PROBLEM DESCRIPTION:
Reproduce the lines below, changing "screenshot" to "screen capture" and leaving everything else unchanged. Omit the pictures from your answer.

MATERIAL FOR THIS TASK:
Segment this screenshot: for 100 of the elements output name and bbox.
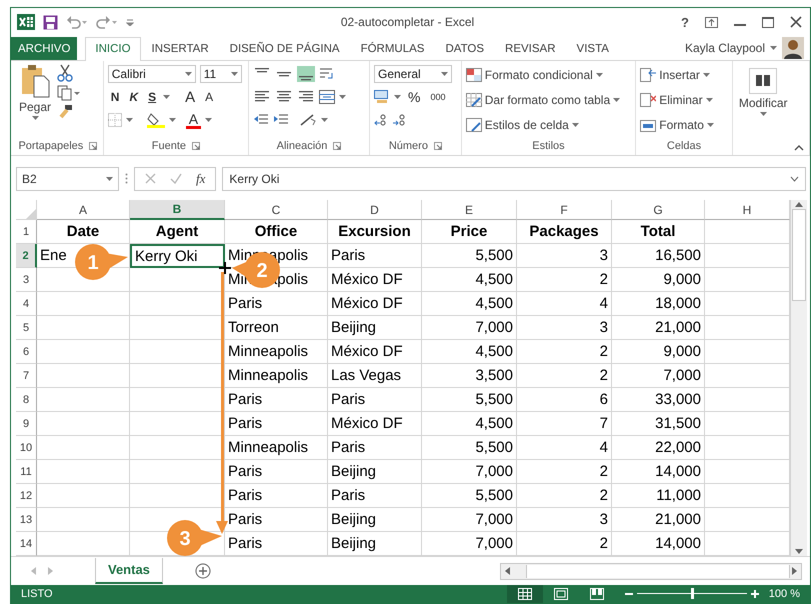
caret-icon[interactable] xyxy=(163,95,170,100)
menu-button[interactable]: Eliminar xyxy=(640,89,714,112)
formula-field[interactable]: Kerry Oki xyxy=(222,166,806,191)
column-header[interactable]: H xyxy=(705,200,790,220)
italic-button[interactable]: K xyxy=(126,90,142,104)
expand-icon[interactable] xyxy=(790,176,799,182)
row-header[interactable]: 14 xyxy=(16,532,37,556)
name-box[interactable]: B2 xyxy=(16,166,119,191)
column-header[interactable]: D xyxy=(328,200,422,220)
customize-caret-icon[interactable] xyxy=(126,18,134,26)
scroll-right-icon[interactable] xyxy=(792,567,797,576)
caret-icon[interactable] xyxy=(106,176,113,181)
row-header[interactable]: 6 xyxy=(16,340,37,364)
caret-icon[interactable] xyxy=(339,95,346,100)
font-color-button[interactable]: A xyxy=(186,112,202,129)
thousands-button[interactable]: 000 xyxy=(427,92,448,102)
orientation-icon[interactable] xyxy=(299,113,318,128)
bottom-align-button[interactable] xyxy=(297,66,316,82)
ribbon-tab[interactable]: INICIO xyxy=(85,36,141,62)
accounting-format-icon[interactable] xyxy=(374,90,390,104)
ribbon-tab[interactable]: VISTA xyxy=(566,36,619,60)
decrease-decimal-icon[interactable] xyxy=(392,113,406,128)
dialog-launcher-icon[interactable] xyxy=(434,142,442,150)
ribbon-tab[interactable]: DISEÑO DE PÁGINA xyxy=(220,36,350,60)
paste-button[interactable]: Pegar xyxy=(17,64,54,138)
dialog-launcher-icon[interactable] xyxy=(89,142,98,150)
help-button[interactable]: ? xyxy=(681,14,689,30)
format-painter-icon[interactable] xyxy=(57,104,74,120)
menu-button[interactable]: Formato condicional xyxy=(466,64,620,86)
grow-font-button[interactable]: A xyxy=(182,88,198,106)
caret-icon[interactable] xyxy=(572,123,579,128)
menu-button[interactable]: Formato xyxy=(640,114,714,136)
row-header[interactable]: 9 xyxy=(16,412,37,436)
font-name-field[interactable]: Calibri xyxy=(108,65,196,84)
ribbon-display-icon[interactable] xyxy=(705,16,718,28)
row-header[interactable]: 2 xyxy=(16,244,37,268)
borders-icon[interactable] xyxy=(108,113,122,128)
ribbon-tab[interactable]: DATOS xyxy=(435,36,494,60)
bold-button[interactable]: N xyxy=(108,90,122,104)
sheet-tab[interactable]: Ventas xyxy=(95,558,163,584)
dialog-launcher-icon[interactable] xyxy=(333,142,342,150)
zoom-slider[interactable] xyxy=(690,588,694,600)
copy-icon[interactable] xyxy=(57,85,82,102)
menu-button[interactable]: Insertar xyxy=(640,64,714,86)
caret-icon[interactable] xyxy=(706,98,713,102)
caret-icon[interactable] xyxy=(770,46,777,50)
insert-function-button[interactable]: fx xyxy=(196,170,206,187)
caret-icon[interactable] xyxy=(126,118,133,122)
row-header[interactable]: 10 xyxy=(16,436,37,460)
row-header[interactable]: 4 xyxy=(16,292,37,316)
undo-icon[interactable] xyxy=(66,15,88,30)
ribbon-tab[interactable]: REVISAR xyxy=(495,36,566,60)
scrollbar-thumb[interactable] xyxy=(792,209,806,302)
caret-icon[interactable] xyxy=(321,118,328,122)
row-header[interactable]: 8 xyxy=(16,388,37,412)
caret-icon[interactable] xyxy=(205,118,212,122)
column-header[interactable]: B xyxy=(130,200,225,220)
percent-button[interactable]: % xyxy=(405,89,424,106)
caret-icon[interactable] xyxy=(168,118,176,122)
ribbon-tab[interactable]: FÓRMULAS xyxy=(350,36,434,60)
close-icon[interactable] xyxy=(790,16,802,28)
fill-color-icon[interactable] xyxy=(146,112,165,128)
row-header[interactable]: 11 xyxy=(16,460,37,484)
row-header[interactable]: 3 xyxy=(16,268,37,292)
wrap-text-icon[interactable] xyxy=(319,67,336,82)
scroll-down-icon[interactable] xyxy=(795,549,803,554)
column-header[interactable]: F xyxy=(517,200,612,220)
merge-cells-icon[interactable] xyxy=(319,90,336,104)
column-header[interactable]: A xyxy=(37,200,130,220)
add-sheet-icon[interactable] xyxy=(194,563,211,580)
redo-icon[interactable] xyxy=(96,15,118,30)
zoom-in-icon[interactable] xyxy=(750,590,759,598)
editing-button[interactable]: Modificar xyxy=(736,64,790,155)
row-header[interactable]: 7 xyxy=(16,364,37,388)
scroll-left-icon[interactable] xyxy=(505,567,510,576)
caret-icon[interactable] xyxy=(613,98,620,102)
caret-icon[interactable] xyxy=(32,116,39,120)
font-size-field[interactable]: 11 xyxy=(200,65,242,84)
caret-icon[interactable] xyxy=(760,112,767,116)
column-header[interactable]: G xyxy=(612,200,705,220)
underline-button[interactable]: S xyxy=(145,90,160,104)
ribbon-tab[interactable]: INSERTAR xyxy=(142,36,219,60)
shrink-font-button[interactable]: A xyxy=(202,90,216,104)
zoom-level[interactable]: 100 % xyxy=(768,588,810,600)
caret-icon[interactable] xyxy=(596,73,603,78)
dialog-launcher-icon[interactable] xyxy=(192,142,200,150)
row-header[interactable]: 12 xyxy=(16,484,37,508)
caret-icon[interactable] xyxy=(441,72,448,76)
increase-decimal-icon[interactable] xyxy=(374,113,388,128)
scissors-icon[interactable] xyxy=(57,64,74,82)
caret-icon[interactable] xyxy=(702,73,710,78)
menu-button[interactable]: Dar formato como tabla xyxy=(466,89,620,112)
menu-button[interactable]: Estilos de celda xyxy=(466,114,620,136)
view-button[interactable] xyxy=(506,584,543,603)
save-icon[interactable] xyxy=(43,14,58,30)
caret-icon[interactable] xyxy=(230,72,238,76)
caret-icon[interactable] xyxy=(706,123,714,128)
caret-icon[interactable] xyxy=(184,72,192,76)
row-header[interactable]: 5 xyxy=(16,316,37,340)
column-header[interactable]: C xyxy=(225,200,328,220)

RESPONSE TO THE EXERCISE:
Segment this screen capture: for 100 of the elements output name and bbox.
caret-icon[interactable] xyxy=(163,95,170,100)
menu-button[interactable]: Eliminar xyxy=(640,89,714,112)
formula-field[interactable]: Kerry Oki xyxy=(222,166,806,191)
column-header[interactable]: H xyxy=(705,200,790,220)
italic-button[interactable]: K xyxy=(126,90,142,104)
expand-icon[interactable] xyxy=(790,176,799,182)
row-header[interactable]: 14 xyxy=(16,532,37,556)
name-box[interactable]: B2 xyxy=(16,166,119,191)
column-header[interactable]: D xyxy=(328,200,422,220)
customize-caret-icon[interactable] xyxy=(126,18,134,26)
scroll-right-icon[interactable] xyxy=(792,567,797,576)
caret-icon[interactable] xyxy=(106,176,113,181)
row-header[interactable]: 6 xyxy=(16,340,37,364)
caret-icon[interactable] xyxy=(339,95,346,100)
font-color-button[interactable]: A xyxy=(186,112,202,129)
thousands-button[interactable]: 000 xyxy=(427,92,448,102)
orientation-icon[interactable] xyxy=(299,113,318,128)
bottom-align-button[interactable] xyxy=(297,66,316,82)
ribbon-tab[interactable]: INICIO xyxy=(85,36,141,62)
accounting-format-icon[interactable] xyxy=(374,90,390,104)
ribbon-tab[interactable]: VISTA xyxy=(566,36,619,60)
decrease-decimal-icon[interactable] xyxy=(392,113,406,128)
dialog-launcher-icon[interactable] xyxy=(434,142,442,150)
ribbon-tab[interactable]: DISEÑO DE PÁGINA xyxy=(220,36,350,60)
paste-button[interactable]: Pegar xyxy=(17,64,54,138)
dialog-launcher-icon[interactable] xyxy=(89,142,98,150)
help-button[interactable]: ? xyxy=(681,14,689,30)
format-painter-icon[interactable] xyxy=(57,104,74,120)
menu-button[interactable]: Formato condicional xyxy=(466,64,620,86)
grow-font-button[interactable]: A xyxy=(182,88,198,106)
caret-icon[interactable] xyxy=(572,123,579,128)
menu-button[interactable]: Formato xyxy=(640,114,714,136)
row-header[interactable]: 9 xyxy=(16,412,37,436)
font-name-field[interactable]: Calibri xyxy=(108,65,196,84)
ribbon-display-icon[interactable] xyxy=(705,16,718,28)
row-header[interactable]: 2 xyxy=(16,244,37,268)
borders-icon[interactable] xyxy=(108,113,122,128)
ribbon-tab[interactable]: DATOS xyxy=(435,36,494,60)
bold-button[interactable]: N xyxy=(108,90,122,104)
sheet-tab[interactable]: Ventas xyxy=(95,558,163,584)
dialog-launcher-icon[interactable] xyxy=(333,142,342,150)
zoom-slider[interactable] xyxy=(690,588,694,600)
copy-icon[interactable] xyxy=(57,85,82,102)
menu-button[interactable]: Insertar xyxy=(640,64,714,86)
caret-icon[interactable] xyxy=(706,98,713,102)
caret-icon[interactable] xyxy=(770,46,777,50)
insert-function-button[interactable]: fx xyxy=(196,170,206,187)
caret-icon[interactable] xyxy=(126,118,133,122)
row-header[interactable]: 10 xyxy=(16,436,37,460)
row-header[interactable]: 4 xyxy=(16,292,37,316)
undo-icon[interactable] xyxy=(66,15,88,30)
ribbon-tab[interactable]: REVISAR xyxy=(495,36,566,60)
scrollbar-thumb[interactable] xyxy=(792,209,806,302)
caret-icon[interactable] xyxy=(321,118,328,122)
row-header[interactable]: 8 xyxy=(16,388,37,412)
caret-icon[interactable] xyxy=(205,118,212,122)
column-header[interactable]: B xyxy=(130,200,225,220)
percent-button[interactable]: % xyxy=(405,89,424,106)
caret-icon[interactable] xyxy=(168,118,176,122)
ribbon-tab[interactable]: FÓRMULAS xyxy=(350,36,434,60)
close-icon[interactable] xyxy=(790,16,802,28)
fill-color-icon[interactable] xyxy=(146,112,165,128)
row-header[interactable]: 11 xyxy=(16,460,37,484)
row-header[interactable]: 3 xyxy=(16,268,37,292)
wrap-text-icon[interactable] xyxy=(319,67,336,82)
scroll-down-icon[interactable] xyxy=(795,549,803,554)
column-header[interactable]: F xyxy=(517,200,612,220)
merge-cells-icon[interactable] xyxy=(319,90,336,104)
column-header[interactable]: A xyxy=(37,200,130,220)
add-sheet-icon[interactable] xyxy=(194,563,211,580)
redo-icon[interactable] xyxy=(96,15,118,30)
zoom-in-icon[interactable] xyxy=(750,590,759,598)
editing-button[interactable]: Modificar xyxy=(736,64,790,155)
row-header[interactable]: 7 xyxy=(16,364,37,388)
scroll-left-icon[interactable] xyxy=(505,567,510,576)
caret-icon[interactable] xyxy=(613,98,620,102)
caret-icon[interactable] xyxy=(32,116,39,120)
font-size-field[interactable]: 11 xyxy=(200,65,242,84)
caret-icon[interactable] xyxy=(760,112,767,116)
column-header[interactable]: G xyxy=(612,200,705,220)
underline-button[interactable]: S xyxy=(145,90,160,104)
ribbon-tab[interactable]: INSERTAR xyxy=(142,36,219,60)
shrink-font-button[interactable]: A xyxy=(202,90,216,104)
zoom-level[interactable]: 100 % xyxy=(768,588,810,600)
caret-icon[interactable] xyxy=(596,73,603,78)
dialog-launcher-icon[interactable] xyxy=(192,142,200,150)
row-header[interactable]: 12 xyxy=(16,484,37,508)
caret-icon[interactable] xyxy=(441,72,448,76)
increase-decimal-icon[interactable] xyxy=(374,113,388,128)
scissors-icon[interactable] xyxy=(57,64,74,82)
caret-icon[interactable] xyxy=(702,73,710,78)
menu-button[interactable]: Dar formato como tabla xyxy=(466,89,620,112)
menu-button[interactable]: Estilos de celda xyxy=(466,114,620,136)
view-button[interactable] xyxy=(506,584,543,603)
save-icon[interactable] xyxy=(43,14,58,30)
caret-icon[interactable] xyxy=(230,72,238,76)
caret-icon[interactable] xyxy=(706,123,714,128)
caret-icon[interactable] xyxy=(184,72,192,76)
row-header[interactable]: 5 xyxy=(16,316,37,340)
column-header[interactable]: C xyxy=(225,200,328,220)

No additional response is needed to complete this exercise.